# Material for this task

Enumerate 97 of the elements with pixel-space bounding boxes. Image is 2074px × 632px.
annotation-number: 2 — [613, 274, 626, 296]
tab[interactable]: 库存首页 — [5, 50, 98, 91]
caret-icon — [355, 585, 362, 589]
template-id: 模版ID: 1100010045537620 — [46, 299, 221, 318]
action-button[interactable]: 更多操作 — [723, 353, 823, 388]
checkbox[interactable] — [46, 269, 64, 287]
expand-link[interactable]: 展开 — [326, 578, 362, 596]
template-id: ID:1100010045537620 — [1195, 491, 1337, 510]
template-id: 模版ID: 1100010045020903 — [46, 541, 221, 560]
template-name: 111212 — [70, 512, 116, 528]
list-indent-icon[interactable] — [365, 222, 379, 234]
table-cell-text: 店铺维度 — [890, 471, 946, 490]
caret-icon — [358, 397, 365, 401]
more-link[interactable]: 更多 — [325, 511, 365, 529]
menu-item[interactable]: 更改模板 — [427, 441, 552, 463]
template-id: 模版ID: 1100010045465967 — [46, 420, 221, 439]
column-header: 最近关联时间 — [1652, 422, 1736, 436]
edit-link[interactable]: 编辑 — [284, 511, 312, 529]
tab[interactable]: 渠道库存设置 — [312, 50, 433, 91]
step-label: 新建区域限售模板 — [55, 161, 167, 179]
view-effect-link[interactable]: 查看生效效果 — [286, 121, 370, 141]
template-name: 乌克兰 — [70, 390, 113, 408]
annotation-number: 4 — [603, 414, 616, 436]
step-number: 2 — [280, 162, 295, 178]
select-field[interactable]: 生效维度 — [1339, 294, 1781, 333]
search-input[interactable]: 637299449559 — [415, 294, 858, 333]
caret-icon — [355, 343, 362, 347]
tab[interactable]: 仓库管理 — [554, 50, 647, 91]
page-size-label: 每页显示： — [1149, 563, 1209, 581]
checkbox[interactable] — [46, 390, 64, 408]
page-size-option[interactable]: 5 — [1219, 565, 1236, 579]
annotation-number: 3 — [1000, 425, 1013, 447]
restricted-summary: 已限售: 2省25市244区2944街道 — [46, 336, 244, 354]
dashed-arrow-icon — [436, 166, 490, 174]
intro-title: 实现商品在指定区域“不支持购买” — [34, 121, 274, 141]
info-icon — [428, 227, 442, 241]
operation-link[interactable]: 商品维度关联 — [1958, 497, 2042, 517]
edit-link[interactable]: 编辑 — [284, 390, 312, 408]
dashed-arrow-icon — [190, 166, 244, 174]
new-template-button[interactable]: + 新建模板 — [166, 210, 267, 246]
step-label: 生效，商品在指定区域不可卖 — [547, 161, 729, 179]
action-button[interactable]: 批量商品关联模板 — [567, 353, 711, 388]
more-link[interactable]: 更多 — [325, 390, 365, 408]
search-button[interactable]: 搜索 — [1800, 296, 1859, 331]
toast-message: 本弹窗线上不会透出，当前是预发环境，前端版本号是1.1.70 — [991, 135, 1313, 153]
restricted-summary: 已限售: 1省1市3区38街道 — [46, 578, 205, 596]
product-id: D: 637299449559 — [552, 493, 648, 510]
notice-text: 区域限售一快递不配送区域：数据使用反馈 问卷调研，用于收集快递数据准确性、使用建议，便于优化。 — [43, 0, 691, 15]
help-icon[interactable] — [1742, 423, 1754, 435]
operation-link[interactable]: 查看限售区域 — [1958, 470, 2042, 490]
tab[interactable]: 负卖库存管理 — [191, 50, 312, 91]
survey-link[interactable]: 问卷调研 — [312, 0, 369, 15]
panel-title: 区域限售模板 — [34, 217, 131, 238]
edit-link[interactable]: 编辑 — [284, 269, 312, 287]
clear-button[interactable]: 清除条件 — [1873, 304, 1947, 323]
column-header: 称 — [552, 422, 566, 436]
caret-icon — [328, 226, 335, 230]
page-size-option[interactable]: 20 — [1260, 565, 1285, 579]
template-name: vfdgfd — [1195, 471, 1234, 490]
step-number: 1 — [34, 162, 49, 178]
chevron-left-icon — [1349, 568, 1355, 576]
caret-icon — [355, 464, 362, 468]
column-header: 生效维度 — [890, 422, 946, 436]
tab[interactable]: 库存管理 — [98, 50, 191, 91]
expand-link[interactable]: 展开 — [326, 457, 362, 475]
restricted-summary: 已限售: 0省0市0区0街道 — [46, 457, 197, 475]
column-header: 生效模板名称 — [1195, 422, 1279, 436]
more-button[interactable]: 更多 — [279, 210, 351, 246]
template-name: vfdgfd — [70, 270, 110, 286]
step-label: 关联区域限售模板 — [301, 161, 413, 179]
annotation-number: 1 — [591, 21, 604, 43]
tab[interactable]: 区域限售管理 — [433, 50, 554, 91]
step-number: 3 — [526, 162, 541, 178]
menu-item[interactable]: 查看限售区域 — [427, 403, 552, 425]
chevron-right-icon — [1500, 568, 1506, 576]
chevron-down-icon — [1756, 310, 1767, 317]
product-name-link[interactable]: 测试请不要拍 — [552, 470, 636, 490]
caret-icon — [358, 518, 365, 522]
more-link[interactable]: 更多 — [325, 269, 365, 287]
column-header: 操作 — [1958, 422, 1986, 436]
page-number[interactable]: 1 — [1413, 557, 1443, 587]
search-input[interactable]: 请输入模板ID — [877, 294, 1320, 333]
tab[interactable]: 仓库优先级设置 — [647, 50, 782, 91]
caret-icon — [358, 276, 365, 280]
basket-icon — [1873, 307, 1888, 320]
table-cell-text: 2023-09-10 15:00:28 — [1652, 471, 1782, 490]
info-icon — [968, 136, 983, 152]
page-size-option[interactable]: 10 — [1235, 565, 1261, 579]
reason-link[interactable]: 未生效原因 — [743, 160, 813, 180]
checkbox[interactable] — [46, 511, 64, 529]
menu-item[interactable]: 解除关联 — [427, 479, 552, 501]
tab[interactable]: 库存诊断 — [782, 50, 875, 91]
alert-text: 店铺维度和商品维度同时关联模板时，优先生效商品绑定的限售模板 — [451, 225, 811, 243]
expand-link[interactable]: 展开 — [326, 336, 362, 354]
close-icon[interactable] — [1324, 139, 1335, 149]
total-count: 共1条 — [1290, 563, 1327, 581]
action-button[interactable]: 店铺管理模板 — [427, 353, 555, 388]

# What you need to do
Reproduce the material above in full, changing every "caret-icon" to "chevron-icon" and leaving everything else untouched.

# Full response
Enumerate 97 of the elements with pixel-space bounding boxes. Image is 2074px × 632px.
annotation-number: 2 — [613, 274, 626, 296]
tab[interactable]: 库存首页 — [5, 50, 98, 91]
chevron-icon — [355, 585, 362, 589]
template-id: 模版ID: 1100010045537620 — [46, 299, 221, 318]
action-button[interactable]: 更多操作 — [723, 353, 823, 388]
checkbox[interactable] — [46, 269, 64, 287]
expand-link[interactable]: 展开 — [326, 578, 362, 596]
template-id: ID:1100010045537620 — [1195, 491, 1337, 510]
template-id: 模版ID: 1100010045020903 — [46, 541, 221, 560]
template-name: 111212 — [70, 512, 116, 528]
list-indent-icon[interactable] — [365, 222, 379, 234]
table-cell-text: 店铺维度 — [890, 471, 946, 490]
chevron-icon — [358, 397, 365, 401]
more-link[interactable]: 更多 — [325, 511, 365, 529]
menu-item[interactable]: 更改模板 — [427, 441, 552, 463]
template-id: 模版ID: 1100010045465967 — [46, 420, 221, 439]
column-header: 最近关联时间 — [1652, 422, 1736, 436]
edit-link[interactable]: 编辑 — [284, 511, 312, 529]
tab[interactable]: 渠道库存设置 — [312, 50, 433, 91]
step-label: 新建区域限售模板 — [55, 161, 167, 179]
view-effect-link[interactable]: 查看生效效果 — [286, 121, 370, 141]
template-name: 乌克兰 — [70, 390, 113, 408]
annotation-number: 4 — [603, 414, 616, 436]
step-number: 2 — [280, 162, 295, 178]
select-field[interactable]: 生效维度 — [1339, 294, 1781, 333]
search-input[interactable]: 637299449559 — [415, 294, 858, 333]
chevron-icon — [355, 343, 362, 347]
tab[interactable]: 仓库管理 — [554, 50, 647, 91]
page-size-label: 每页显示： — [1149, 563, 1209, 581]
checkbox[interactable] — [46, 390, 64, 408]
page-size-option[interactable]: 5 — [1219, 565, 1236, 579]
annotation-number: 3 — [1000, 425, 1013, 447]
restricted-summary: 已限售: 2省25市244区2944街道 — [46, 336, 244, 354]
dashed-arrow-icon — [436, 166, 490, 174]
intro-title: 实现商品在指定区域“不支持购买” — [34, 121, 274, 141]
info-icon — [428, 227, 442, 241]
operation-link[interactable]: 商品维度关联 — [1958, 497, 2042, 517]
edit-link[interactable]: 编辑 — [284, 390, 312, 408]
dashed-arrow-icon — [190, 166, 244, 174]
new-template-button[interactable]: + 新建模板 — [166, 210, 267, 246]
step-label: 生效，商品在指定区域不可卖 — [547, 161, 729, 179]
action-button[interactable]: 批量商品关联模板 — [567, 353, 711, 388]
more-link[interactable]: 更多 — [325, 390, 365, 408]
search-button[interactable]: 搜索 — [1800, 296, 1859, 331]
toast-message: 本弹窗线上不会透出，当前是预发环境，前端版本号是1.1.70 — [991, 135, 1313, 153]
restricted-summary: 已限售: 1省1市3区38街道 — [46, 578, 205, 596]
product-id: D: 637299449559 — [552, 493, 648, 510]
notice-text: 区域限售一快递不配送区域：数据使用反馈 问卷调研，用于收集快递数据准确性、使用建议，便于优化。 — [43, 0, 691, 15]
help-icon[interactable] — [1742, 423, 1754, 435]
operation-link[interactable]: 查看限售区域 — [1958, 470, 2042, 490]
tab[interactable]: 负卖库存管理 — [191, 50, 312, 91]
survey-link[interactable]: 问卷调研 — [312, 0, 369, 15]
panel-title: 区域限售模板 — [34, 217, 131, 238]
edit-link[interactable]: 编辑 — [284, 269, 312, 287]
clear-button[interactable]: 清除条件 — [1873, 304, 1947, 323]
column-header: 称 — [552, 422, 566, 436]
chevron-icon — [328, 226, 335, 230]
page-size-option[interactable]: 20 — [1260, 565, 1285, 579]
template-name: vfdgfd — [1195, 471, 1234, 490]
step-number: 1 — [34, 162, 49, 178]
chevron-left-icon — [1349, 568, 1355, 576]
chevron-icon — [355, 464, 362, 468]
column-header: 生效维度 — [890, 422, 946, 436]
tab[interactable]: 库存管理 — [98, 50, 191, 91]
expand-link[interactable]: 展开 — [326, 457, 362, 475]
restricted-summary: 已限售: 0省0市0区0街道 — [46, 457, 197, 475]
column-header: 生效模板名称 — [1195, 422, 1279, 436]
more-button[interactable]: 更多 — [279, 210, 351, 246]
template-name: vfdgfd — [70, 270, 110, 286]
step-label: 关联区域限售模板 — [301, 161, 413, 179]
annotation-number: 1 — [591, 21, 604, 43]
tab[interactable]: 区域限售管理 — [433, 50, 554, 91]
step-number: 3 — [526, 162, 541, 178]
menu-item[interactable]: 查看限售区域 — [427, 403, 552, 425]
chevron-right-icon — [1500, 568, 1506, 576]
chevron-down-icon — [1756, 310, 1767, 317]
product-name-link[interactable]: 测试请不要拍 — [552, 470, 636, 490]
chevron-icon — [358, 518, 365, 522]
more-link[interactable]: 更多 — [325, 269, 365, 287]
column-header: 操作 — [1958, 422, 1986, 436]
page-number[interactable]: 1 — [1413, 557, 1443, 587]
search-input[interactable]: 请输入模板ID — [877, 294, 1320, 333]
tab[interactable]: 仓库优先级设置 — [647, 50, 782, 91]
chevron-icon — [358, 276, 365, 280]
basket-icon — [1873, 307, 1888, 320]
table-cell-text: 2023-09-10 15:00:28 — [1652, 471, 1782, 490]
info-icon — [968, 136, 983, 152]
page-size-option[interactable]: 10 — [1235, 565, 1261, 579]
reason-link[interactable]: 未生效原因 — [743, 160, 813, 180]
checkbox[interactable] — [46, 511, 64, 529]
menu-item[interactable]: 解除关联 — [427, 479, 552, 501]
tab[interactable]: 库存诊断 — [782, 50, 875, 91]
alert-text: 店铺维度和商品维度同时关联模板时，优先生效商品绑定的限售模板 — [451, 225, 811, 243]
expand-link[interactable]: 展开 — [326, 336, 362, 354]
close-icon[interactable] — [1324, 139, 1335, 149]
total-count: 共1条 — [1290, 563, 1327, 581]
action-button[interactable]: 店铺管理模板 — [427, 353, 555, 388]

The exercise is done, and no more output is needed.